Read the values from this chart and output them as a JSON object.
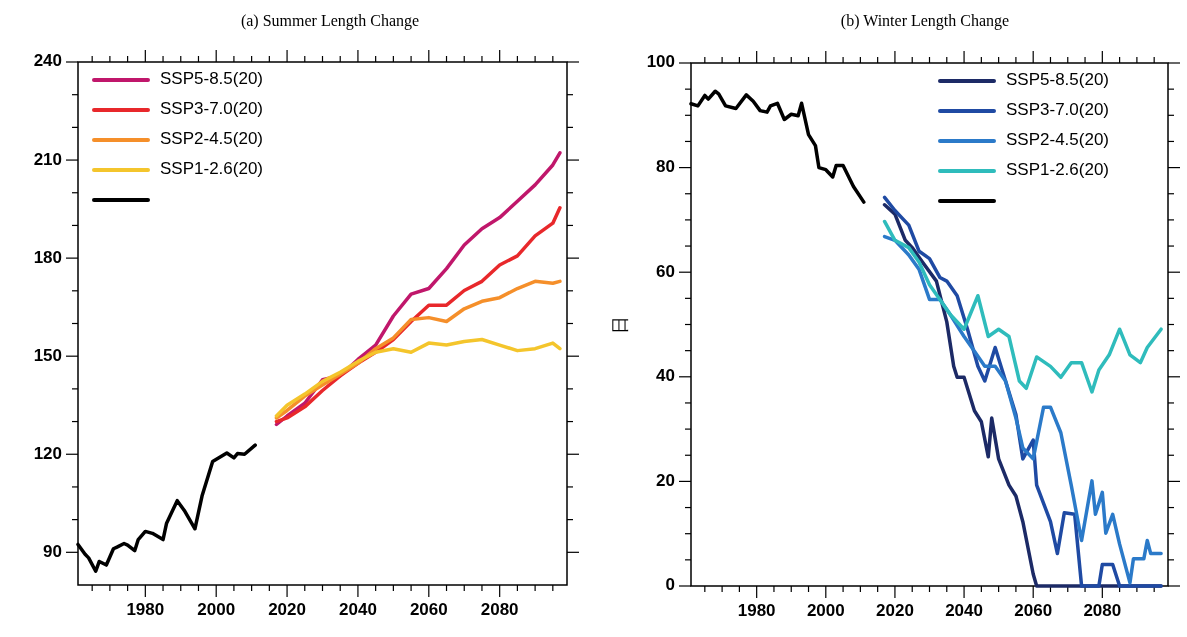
{
  "chart_data": [
    {
      "type": "line",
      "title": "(a) Summer Length Change",
      "xlim": [
        1961,
        2099
      ],
      "ylim": [
        80,
        240
      ],
      "xticks": [
        {
          "value": 1965,
          "label": null
        },
        {
          "value": 1970,
          "label": null
        },
        {
          "value": 1975,
          "label": null
        },
        1980,
        {
          "value": 1985,
          "label": null
        },
        {
          "value": 1990,
          "label": null
        },
        {
          "value": 1995,
          "label": null
        },
        2000,
        {
          "value": 2005,
          "label": null
        },
        {
          "value": 2010,
          "label": null
        },
        {
          "value": 2015,
          "label": null
        },
        2020,
        {
          "value": 2025,
          "label": null
        },
        {
          "value": 2030,
          "label": null
        },
        {
          "value": 2035,
          "label": null
        },
        2040,
        {
          "value": 2045,
          "label": null
        },
        {
          "value": 2050,
          "label": null
        },
        {
          "value": 2055,
          "label": null
        },
        2060,
        {
          "value": 2065,
          "label": null
        },
        {
          "value": 2070,
          "label": null
        },
        {
          "value": 2075,
          "label": null
        },
        2080,
        {
          "value": 2085,
          "label": null
        },
        {
          "value": 2090,
          "label": null
        },
        {
          "value": 2095,
          "label": null
        }
      ],
      "yticks": [
        90,
        {
          "value": 100,
          "label": null
        },
        {
          "value": 110,
          "label": null
        },
        120,
        {
          "value": 130,
          "label": null
        },
        {
          "value": 140,
          "label": null
        },
        150,
        {
          "value": 160,
          "label": null
        },
        {
          "value": 170,
          "label": null
        },
        180,
        {
          "value": 190,
          "label": null
        },
        {
          "value": 200,
          "label": null
        },
        210,
        {
          "value": 220,
          "label": null
        },
        {
          "value": 230,
          "label": null
        },
        240
      ],
      "legend": "top left",
      "series": [
        {
          "name": "SSP5-8.5(20)",
          "color": "#c0176b",
          "x": [
            2017,
            2020,
            2025,
            2030,
            2035,
            2040,
            2045,
            2050,
            2055,
            2060,
            2065,
            2070,
            2075,
            2080,
            2085,
            2090,
            2095,
            2097
          ],
          "values": [
            129.1,
            131.7,
            135.6,
            142.8,
            144.0,
            149.0,
            153.4,
            162.3,
            169.0,
            170.7,
            176.8,
            184.0,
            189.0,
            192.4,
            197.4,
            202.4,
            208.5,
            212.2
          ]
        },
        {
          "name": "SSP3-7.0(20)",
          "color": "#e8282b",
          "x": [
            2017,
            2020,
            2025,
            2030,
            2035,
            2040,
            2045,
            2050,
            2055,
            2060,
            2065,
            2070,
            2075,
            2080,
            2085,
            2090,
            2095,
            2097
          ],
          "values": [
            130.0,
            131.1,
            134.5,
            139.5,
            144.0,
            147.8,
            151.2,
            155.1,
            160.6,
            165.6,
            165.6,
            170.1,
            172.9,
            177.9,
            180.7,
            186.8,
            190.7,
            195.4
          ]
        },
        {
          "name": "SSP2-4.5(20)",
          "color": "#f58f2a",
          "x": [
            2017,
            2020,
            2025,
            2030,
            2035,
            2040,
            2045,
            2050,
            2055,
            2060,
            2065,
            2070,
            2075,
            2080,
            2085,
            2090,
            2095,
            2097
          ],
          "values": [
            131.1,
            133.4,
            137.8,
            141.2,
            144.5,
            147.8,
            152.3,
            155.6,
            161.2,
            161.8,
            160.6,
            164.5,
            166.8,
            167.9,
            170.7,
            172.9,
            172.3,
            172.9
          ]
        },
        {
          "name": "SSP1-2.6(20)",
          "color": "#f4c52c",
          "x": [
            2017,
            2020,
            2025,
            2030,
            2035,
            2040,
            2045,
            2050,
            2055,
            2060,
            2065,
            2070,
            2075,
            2080,
            2085,
            2090,
            2095,
            2097
          ],
          "values": [
            131.7,
            135.0,
            138.4,
            142.3,
            145.1,
            148.4,
            151.2,
            152.3,
            151.2,
            154.0,
            153.4,
            154.5,
            155.1,
            153.4,
            151.7,
            152.3,
            154.0,
            152.3
          ]
        },
        {
          "color": "#000000",
          "x": [
            1961,
            1963,
            1964,
            1966,
            1967,
            1969,
            1971,
            1972,
            1974,
            1975,
            1977,
            1978,
            1980,
            1982,
            1985,
            1986,
            1989,
            1991,
            1994,
            1996,
            1999,
            2001,
            2003,
            2005,
            2006,
            2008,
            2011
          ],
          "values": [
            92.4,
            89.4,
            88.3,
            84.2,
            87.2,
            86.1,
            91.1,
            91.6,
            92.7,
            92.2,
            90.5,
            93.9,
            96.4,
            95.8,
            93.9,
            98.9,
            105.8,
            102.8,
            97.2,
            107.2,
            117.8,
            119.1,
            120.4,
            118.9,
            120.2,
            120.0,
            122.8
          ]
        }
      ]
    },
    {
      "type": "line",
      "title": "(b) Winter Length Change",
      "ylabel": "日",
      "xlim": [
        1961,
        2099
      ],
      "ylim": [
        0,
        100
      ],
      "xticks": [
        {
          "value": 1965,
          "label": null
        },
        {
          "value": 1970,
          "label": null
        },
        {
          "value": 1975,
          "label": null
        },
        1980,
        {
          "value": 1985,
          "label": null
        },
        {
          "value": 1990,
          "label": null
        },
        {
          "value": 1995,
          "label": null
        },
        2000,
        {
          "value": 2005,
          "label": null
        },
        {
          "value": 2010,
          "label": null
        },
        {
          "value": 2015,
          "label": null
        },
        2020,
        {
          "value": 2025,
          "label": null
        },
        {
          "value": 2030,
          "label": null
        },
        {
          "value": 2035,
          "label": null
        },
        2040,
        {
          "value": 2045,
          "label": null
        },
        {
          "value": 2050,
          "label": null
        },
        {
          "value": 2055,
          "label": null
        },
        2060,
        {
          "value": 2065,
          "label": null
        },
        {
          "value": 2070,
          "label": null
        },
        {
          "value": 2075,
          "label": null
        },
        2080,
        {
          "value": 2085,
          "label": null
        },
        {
          "value": 2090,
          "label": null
        },
        {
          "value": 2095,
          "label": null
        }
      ],
      "yticks": [
        0,
        {
          "value": 5,
          "label": null
        },
        {
          "value": 10,
          "label": null
        },
        {
          "value": 15,
          "label": null
        },
        20,
        {
          "value": 25,
          "label": null
        },
        {
          "value": 30,
          "label": null
        },
        {
          "value": 35,
          "label": null
        },
        40,
        {
          "value": 45,
          "label": null
        },
        {
          "value": 50,
          "label": null
        },
        {
          "value": 55,
          "label": null
        },
        60,
        {
          "value": 65,
          "label": null
        },
        {
          "value": 70,
          "label": null
        },
        {
          "value": 75,
          "label": null
        },
        80,
        {
          "value": 85,
          "label": null
        },
        {
          "value": 90,
          "label": null
        },
        {
          "value": 95,
          "label": null
        },
        100
      ],
      "legend": "top right",
      "series": [
        {
          "name": "SSP5-8.5(20)",
          "color": "#1c2a66",
          "x": [
            2017,
            2020,
            2023,
            2025,
            2028,
            2032,
            2035,
            2037,
            2038,
            2040,
            2043,
            2045,
            2047,
            2048,
            2050,
            2053,
            2055,
            2057,
            2060,
            2061,
            2097
          ],
          "values": [
            72.9,
            71.1,
            66.1,
            64.7,
            61.9,
            58.3,
            50.5,
            42.0,
            39.9,
            39.9,
            33.5,
            31.4,
            24.7,
            32.1,
            24.3,
            19.3,
            17.2,
            12.3,
            2.3,
            0,
            0
          ]
        },
        {
          "name": "SSP3-7.0(20)",
          "color": "#1f4aa3",
          "x": [
            2017,
            2020,
            2024,
            2027,
            2030,
            2033,
            2035,
            2038,
            2041,
            2044,
            2046,
            2049,
            2052,
            2055,
            2057,
            2060,
            2061,
            2065,
            2067,
            2069,
            2072,
            2074,
            2079,
            2080,
            2083,
            2085,
            2097
          ],
          "values": [
            74.3,
            71.8,
            69.0,
            64.0,
            62.6,
            59.0,
            58.3,
            55.5,
            49.1,
            42.0,
            39.2,
            45.6,
            39.2,
            32.8,
            24.3,
            27.9,
            19.3,
            12.3,
            6.2,
            14.0,
            13.7,
            0,
            0,
            4.1,
            4.1,
            0,
            0
          ]
        },
        {
          "name": "SSP2-4.5(20)",
          "color": "#2b7ac9",
          "x": [
            2017,
            2020,
            2024,
            2027,
            2030,
            2033,
            2036,
            2040,
            2043,
            2046,
            2049,
            2052,
            2055,
            2057,
            2060,
            2063,
            2065,
            2068,
            2071,
            2074,
            2077,
            2078,
            2080,
            2081,
            2083,
            2085,
            2088,
            2089,
            2092,
            2093,
            2094,
            2097
          ],
          "values": [
            66.8,
            66.1,
            63.3,
            60.5,
            54.8,
            54.8,
            51.9,
            47.7,
            44.9,
            42.0,
            42.0,
            39.2,
            32.1,
            26.4,
            24.3,
            34.2,
            34.2,
            29.3,
            19.3,
            8.7,
            20.1,
            13.7,
            17.9,
            10.1,
            13.7,
            8.0,
            0.6,
            5.2,
            5.2,
            8.7,
            6.2,
            6.2
          ]
        },
        {
          "name": "SSP1-2.6(20)",
          "color": "#2fbcbc",
          "x": [
            2017,
            2020,
            2024,
            2027,
            2030,
            2033,
            2036,
            2040,
            2044,
            2047,
            2050,
            2053,
            2056,
            2058,
            2061,
            2065,
            2068,
            2071,
            2074,
            2077,
            2079,
            2082,
            2085,
            2088,
            2091,
            2093,
            2097
          ],
          "values": [
            69.7,
            66.1,
            64.7,
            61.9,
            57.6,
            54.8,
            51.9,
            49.1,
            55.5,
            47.7,
            49.1,
            47.7,
            39.2,
            37.8,
            43.8,
            42.0,
            39.9,
            42.7,
            42.7,
            37.1,
            41.3,
            44.2,
            49.1,
            44.2,
            42.7,
            45.6,
            49.1
          ]
        },
        {
          "color": "#000000",
          "x": [
            1961,
            1963,
            1965,
            1966,
            1968,
            1969,
            1971,
            1974,
            1977,
            1979,
            1981,
            1983,
            1984,
            1986,
            1988,
            1990,
            1992,
            1993,
            1995,
            1997,
            1998,
            2000,
            2002,
            2003,
            2005,
            2008,
            2011
          ],
          "values": [
            92.2,
            91.8,
            93.8,
            93.1,
            94.6,
            94.1,
            91.8,
            91.3,
            93.9,
            92.7,
            90.9,
            90.6,
            91.8,
            92.3,
            89.2,
            90.2,
            89.9,
            92.3,
            86.3,
            84.2,
            80.0,
            79.6,
            78.2,
            80.4,
            80.4,
            76.4,
            73.4
          ]
        }
      ]
    }
  ]
}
——
- [TASK REQUIREMENTS] List the lines of the entries that include "Length".

- [THE COMPLETED TASK]
      "title": "(a) Summer Length Change",
      "title": "(b) Winter Length Change",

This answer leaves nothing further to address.